>> START
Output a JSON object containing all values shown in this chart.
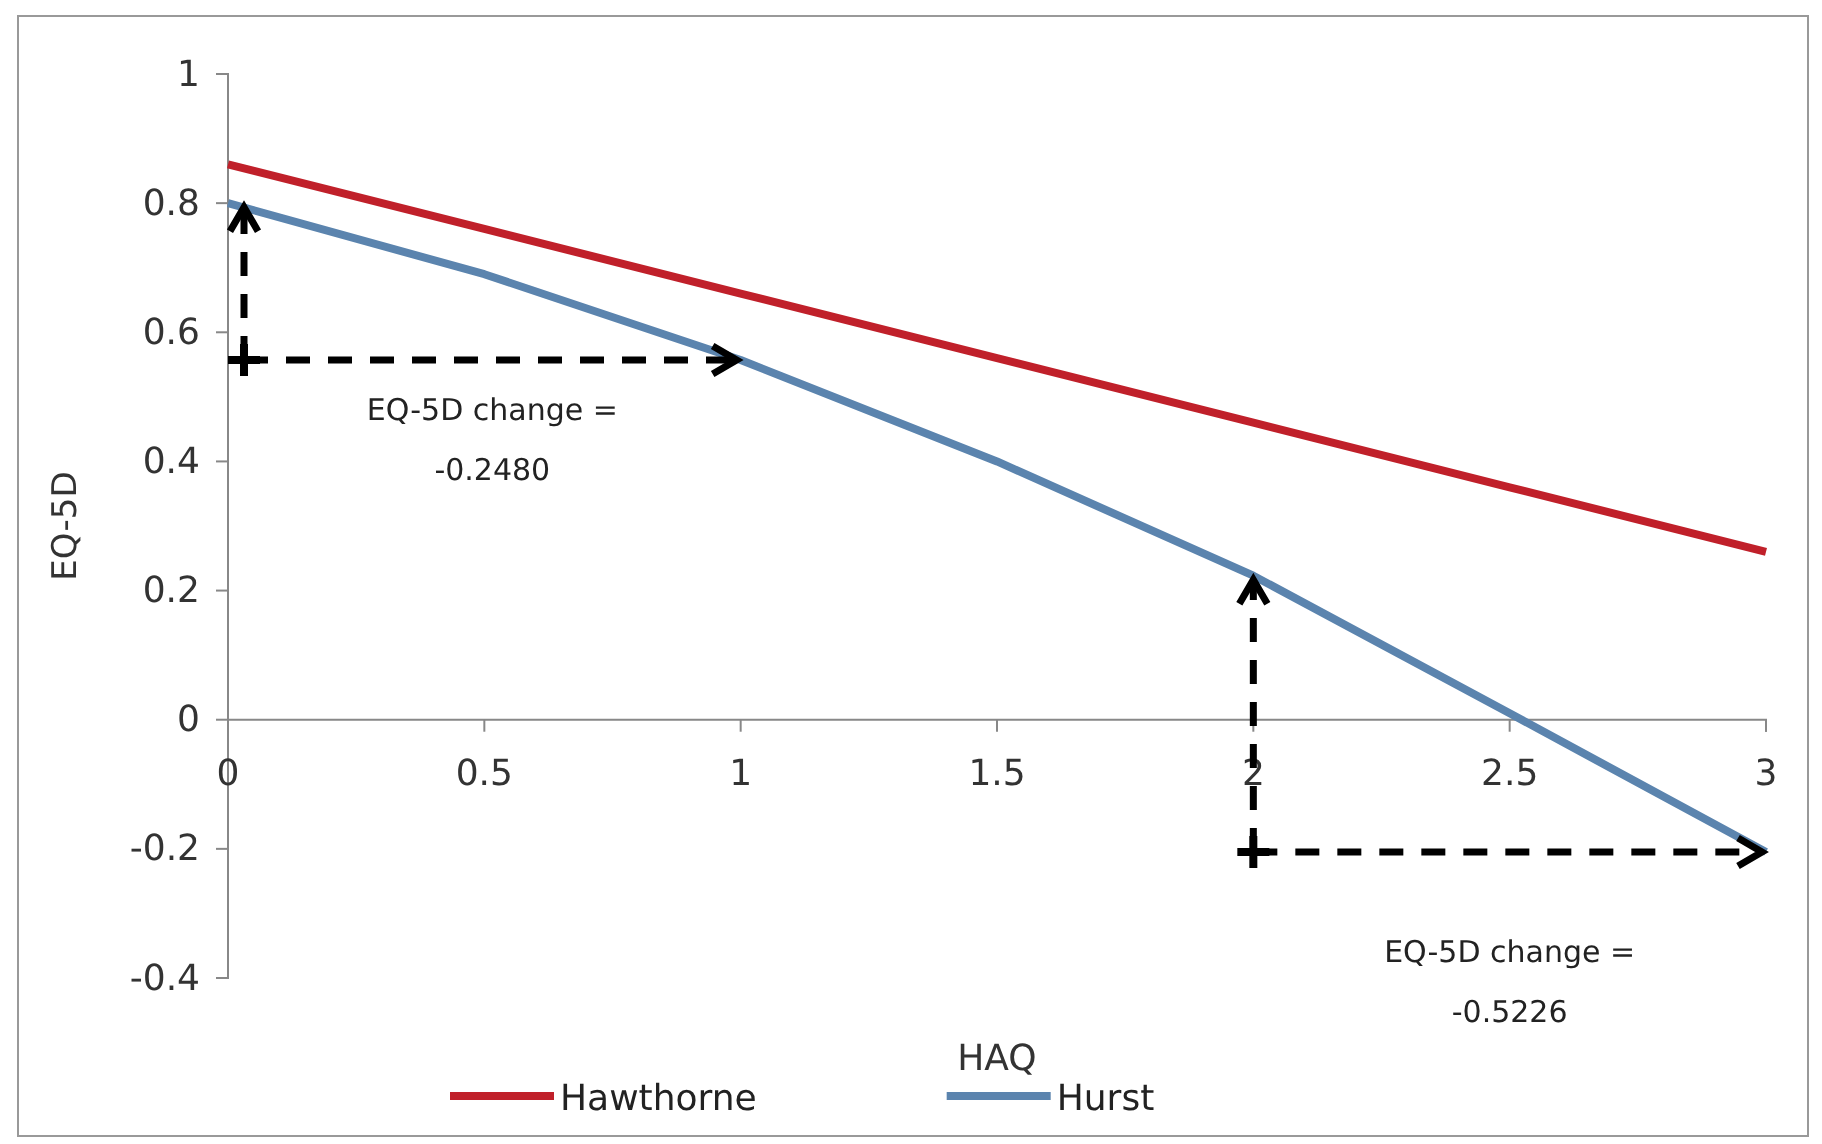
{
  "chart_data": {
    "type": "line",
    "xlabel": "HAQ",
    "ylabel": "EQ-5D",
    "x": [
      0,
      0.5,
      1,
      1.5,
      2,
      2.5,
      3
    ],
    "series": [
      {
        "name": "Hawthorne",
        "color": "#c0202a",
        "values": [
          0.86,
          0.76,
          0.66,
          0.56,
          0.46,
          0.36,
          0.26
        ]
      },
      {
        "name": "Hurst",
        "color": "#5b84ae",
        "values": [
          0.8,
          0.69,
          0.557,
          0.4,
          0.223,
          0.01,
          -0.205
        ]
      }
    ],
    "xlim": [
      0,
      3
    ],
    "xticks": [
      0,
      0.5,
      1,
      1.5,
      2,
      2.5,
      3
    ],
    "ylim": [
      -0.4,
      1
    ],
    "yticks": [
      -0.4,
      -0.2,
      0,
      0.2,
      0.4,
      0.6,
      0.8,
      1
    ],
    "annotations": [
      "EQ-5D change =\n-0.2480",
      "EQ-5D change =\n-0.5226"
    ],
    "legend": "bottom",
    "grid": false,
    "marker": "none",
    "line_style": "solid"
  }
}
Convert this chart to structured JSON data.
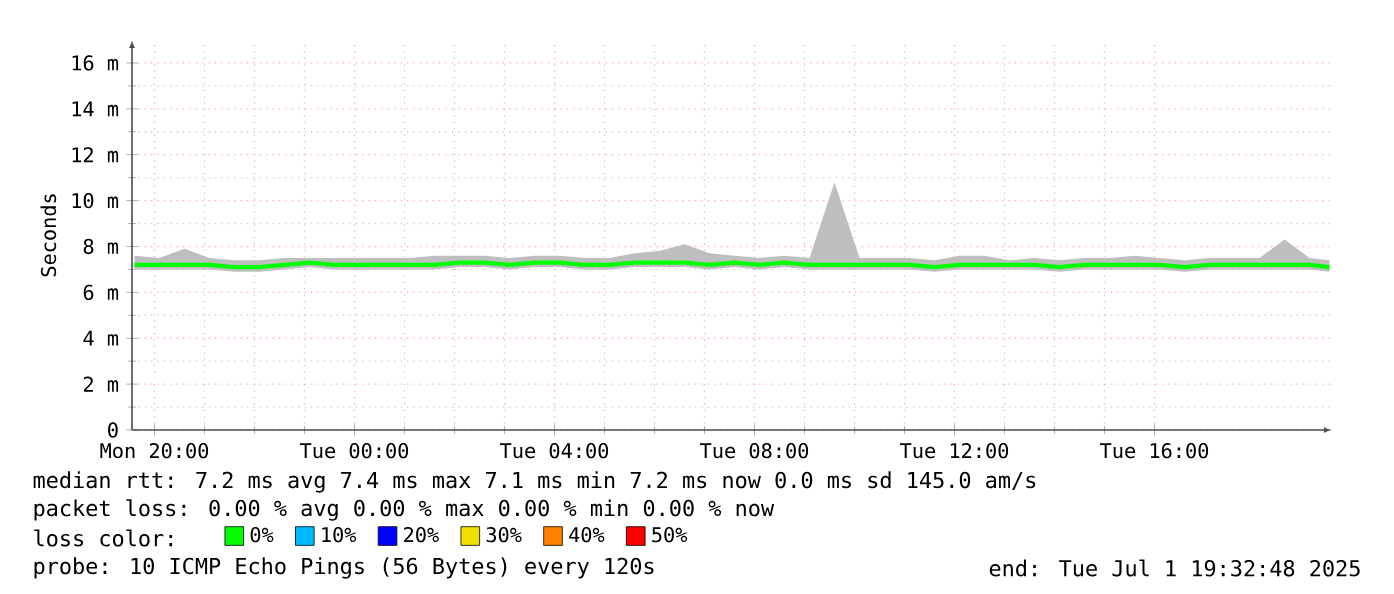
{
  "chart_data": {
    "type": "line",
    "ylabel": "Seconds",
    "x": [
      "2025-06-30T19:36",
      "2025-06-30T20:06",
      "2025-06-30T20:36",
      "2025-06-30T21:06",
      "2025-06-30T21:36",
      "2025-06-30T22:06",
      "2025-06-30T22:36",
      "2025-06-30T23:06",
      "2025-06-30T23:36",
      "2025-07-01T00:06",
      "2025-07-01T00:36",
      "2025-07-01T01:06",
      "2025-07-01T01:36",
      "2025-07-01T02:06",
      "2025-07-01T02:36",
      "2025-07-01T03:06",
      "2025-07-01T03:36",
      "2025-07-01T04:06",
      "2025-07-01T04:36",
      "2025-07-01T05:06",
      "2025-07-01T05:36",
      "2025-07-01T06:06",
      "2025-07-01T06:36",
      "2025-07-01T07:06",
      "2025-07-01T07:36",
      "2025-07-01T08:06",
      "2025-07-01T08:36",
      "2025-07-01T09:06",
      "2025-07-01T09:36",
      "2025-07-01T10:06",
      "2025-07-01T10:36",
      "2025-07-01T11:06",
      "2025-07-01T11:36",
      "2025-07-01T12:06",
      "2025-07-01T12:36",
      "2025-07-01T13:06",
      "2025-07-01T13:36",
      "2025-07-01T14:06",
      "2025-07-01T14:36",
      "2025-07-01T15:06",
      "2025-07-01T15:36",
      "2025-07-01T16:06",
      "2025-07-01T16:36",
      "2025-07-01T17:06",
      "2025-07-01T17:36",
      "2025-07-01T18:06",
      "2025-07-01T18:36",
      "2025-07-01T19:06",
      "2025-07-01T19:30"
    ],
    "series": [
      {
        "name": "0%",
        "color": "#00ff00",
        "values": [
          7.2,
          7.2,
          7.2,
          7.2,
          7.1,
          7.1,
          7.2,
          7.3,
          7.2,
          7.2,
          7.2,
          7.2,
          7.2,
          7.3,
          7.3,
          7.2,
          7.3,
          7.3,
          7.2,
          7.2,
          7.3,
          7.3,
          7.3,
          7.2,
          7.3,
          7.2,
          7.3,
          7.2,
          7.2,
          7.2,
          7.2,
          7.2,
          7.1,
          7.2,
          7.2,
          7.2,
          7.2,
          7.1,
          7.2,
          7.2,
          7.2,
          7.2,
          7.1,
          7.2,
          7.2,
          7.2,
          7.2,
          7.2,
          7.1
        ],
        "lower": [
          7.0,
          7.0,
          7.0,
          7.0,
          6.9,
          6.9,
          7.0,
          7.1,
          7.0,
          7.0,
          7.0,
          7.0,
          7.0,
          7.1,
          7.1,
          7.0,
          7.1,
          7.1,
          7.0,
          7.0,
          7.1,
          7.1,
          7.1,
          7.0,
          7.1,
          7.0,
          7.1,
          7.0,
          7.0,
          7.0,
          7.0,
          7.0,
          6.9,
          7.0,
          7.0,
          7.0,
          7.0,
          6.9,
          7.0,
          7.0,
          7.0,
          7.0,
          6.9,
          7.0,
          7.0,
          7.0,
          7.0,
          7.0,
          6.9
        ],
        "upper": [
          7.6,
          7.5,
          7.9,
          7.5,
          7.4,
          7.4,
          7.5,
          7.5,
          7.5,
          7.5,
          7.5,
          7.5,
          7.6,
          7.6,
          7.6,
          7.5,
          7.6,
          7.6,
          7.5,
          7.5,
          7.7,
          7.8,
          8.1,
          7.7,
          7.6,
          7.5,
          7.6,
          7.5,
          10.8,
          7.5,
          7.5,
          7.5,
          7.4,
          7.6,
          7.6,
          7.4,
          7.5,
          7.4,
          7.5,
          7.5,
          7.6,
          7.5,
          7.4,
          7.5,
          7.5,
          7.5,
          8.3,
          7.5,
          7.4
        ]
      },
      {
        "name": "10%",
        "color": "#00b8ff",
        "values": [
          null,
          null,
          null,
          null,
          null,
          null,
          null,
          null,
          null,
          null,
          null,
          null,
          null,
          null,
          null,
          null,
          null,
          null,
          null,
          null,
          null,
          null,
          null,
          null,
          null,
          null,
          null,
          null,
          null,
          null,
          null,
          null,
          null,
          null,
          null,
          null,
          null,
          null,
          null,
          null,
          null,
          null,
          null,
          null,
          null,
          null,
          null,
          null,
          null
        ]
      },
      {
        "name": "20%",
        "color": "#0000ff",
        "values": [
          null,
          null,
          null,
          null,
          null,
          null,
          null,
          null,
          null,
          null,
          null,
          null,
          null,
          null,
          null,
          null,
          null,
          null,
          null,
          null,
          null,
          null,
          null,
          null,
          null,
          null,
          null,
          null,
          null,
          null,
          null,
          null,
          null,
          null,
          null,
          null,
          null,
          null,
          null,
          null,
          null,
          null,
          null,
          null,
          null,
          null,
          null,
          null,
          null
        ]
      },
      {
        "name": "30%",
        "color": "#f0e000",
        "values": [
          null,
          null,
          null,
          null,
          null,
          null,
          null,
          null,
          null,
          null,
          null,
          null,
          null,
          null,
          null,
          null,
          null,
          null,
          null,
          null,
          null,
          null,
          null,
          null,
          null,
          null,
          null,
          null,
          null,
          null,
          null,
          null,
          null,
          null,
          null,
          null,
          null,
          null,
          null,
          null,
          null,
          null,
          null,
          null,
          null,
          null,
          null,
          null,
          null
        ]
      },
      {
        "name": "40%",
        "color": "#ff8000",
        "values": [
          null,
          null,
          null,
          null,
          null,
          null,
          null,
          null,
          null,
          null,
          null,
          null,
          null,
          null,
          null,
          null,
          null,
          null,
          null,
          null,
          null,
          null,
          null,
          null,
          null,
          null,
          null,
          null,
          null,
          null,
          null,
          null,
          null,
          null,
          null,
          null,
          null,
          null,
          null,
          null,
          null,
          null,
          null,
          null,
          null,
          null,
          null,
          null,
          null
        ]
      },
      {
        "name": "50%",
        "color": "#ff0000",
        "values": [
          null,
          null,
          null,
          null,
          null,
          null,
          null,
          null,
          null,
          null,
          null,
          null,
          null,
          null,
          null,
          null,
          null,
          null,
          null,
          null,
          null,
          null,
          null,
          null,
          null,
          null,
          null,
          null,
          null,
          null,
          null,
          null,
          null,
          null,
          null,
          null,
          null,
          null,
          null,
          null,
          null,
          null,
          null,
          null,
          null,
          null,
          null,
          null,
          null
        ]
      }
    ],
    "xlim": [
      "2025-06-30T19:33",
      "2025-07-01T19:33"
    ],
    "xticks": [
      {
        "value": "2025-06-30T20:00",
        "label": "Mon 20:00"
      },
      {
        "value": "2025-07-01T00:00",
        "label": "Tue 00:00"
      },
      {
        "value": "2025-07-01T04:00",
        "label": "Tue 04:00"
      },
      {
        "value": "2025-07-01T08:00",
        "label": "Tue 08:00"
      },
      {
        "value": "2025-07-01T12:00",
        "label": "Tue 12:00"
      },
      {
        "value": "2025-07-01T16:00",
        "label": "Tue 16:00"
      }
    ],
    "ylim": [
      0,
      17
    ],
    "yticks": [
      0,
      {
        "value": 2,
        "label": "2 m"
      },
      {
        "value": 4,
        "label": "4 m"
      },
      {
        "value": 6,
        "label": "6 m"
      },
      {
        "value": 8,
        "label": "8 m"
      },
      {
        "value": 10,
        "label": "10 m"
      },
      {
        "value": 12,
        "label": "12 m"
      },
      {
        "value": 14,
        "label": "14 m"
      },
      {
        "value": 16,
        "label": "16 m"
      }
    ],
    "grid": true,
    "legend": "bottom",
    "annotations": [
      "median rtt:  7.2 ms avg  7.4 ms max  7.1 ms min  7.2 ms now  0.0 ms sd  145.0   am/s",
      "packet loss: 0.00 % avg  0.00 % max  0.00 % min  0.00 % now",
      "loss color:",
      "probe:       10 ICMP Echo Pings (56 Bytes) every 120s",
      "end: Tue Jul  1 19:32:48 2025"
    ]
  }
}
>> END
### TASK INSTRUCTIONS
Within the listing above, work out how many lines contain the string "name", and reply with that number only.

### ANSWER TO THIS PROBLEM
8